→ REQUIRED TASK
In the listing below, count the lines containing the string "khoa" and state only the number.

·····

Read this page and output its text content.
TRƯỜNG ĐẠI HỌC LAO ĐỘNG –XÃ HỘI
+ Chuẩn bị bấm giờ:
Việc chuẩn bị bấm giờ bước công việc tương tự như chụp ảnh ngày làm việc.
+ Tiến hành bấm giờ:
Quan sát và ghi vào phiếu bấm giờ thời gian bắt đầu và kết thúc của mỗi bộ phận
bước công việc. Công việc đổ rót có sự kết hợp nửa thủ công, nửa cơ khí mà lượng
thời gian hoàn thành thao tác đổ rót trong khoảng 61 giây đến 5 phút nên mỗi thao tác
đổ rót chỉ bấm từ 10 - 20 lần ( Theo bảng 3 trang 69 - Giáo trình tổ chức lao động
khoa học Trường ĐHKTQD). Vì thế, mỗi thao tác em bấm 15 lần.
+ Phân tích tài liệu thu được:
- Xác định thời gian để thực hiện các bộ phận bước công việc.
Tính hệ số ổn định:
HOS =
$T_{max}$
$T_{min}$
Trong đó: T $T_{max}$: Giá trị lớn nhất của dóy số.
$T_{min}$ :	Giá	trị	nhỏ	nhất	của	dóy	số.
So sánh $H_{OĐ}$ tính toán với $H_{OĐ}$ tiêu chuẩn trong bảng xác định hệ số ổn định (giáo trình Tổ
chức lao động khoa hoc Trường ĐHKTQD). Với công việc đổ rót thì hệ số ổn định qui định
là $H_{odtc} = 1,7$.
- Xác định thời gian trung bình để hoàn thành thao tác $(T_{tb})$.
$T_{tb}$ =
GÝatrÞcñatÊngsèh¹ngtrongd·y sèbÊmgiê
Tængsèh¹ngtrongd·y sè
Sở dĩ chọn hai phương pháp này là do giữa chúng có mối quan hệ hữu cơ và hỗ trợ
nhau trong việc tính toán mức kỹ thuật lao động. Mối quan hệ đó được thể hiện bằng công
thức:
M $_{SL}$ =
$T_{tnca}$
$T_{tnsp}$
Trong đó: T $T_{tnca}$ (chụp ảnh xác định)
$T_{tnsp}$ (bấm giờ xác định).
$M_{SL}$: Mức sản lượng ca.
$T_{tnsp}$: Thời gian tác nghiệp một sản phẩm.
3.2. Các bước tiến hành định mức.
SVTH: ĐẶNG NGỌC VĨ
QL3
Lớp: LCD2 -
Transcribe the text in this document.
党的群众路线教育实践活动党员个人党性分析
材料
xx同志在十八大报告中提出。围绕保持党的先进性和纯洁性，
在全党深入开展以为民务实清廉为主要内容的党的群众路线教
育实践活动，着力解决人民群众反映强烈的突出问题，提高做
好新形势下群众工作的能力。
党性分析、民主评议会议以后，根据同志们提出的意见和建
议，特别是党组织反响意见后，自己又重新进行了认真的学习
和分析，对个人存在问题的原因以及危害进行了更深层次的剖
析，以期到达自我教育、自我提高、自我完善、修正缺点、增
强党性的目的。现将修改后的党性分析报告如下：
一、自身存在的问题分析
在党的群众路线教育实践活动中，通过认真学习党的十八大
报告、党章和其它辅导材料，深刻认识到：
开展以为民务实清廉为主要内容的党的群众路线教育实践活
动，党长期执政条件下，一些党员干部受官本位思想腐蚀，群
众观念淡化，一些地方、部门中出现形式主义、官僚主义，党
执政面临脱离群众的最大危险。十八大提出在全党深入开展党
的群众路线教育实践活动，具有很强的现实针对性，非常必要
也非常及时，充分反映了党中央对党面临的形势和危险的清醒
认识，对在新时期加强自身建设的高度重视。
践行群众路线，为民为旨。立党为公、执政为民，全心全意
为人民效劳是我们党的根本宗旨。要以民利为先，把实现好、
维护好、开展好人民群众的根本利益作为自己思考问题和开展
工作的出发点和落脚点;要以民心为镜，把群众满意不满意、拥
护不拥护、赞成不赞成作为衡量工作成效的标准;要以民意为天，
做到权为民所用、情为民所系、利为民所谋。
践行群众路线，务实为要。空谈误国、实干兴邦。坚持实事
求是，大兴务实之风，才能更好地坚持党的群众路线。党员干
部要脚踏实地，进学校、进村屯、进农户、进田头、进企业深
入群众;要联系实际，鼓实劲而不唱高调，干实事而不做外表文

·····

→ OUTPUT BELOW
2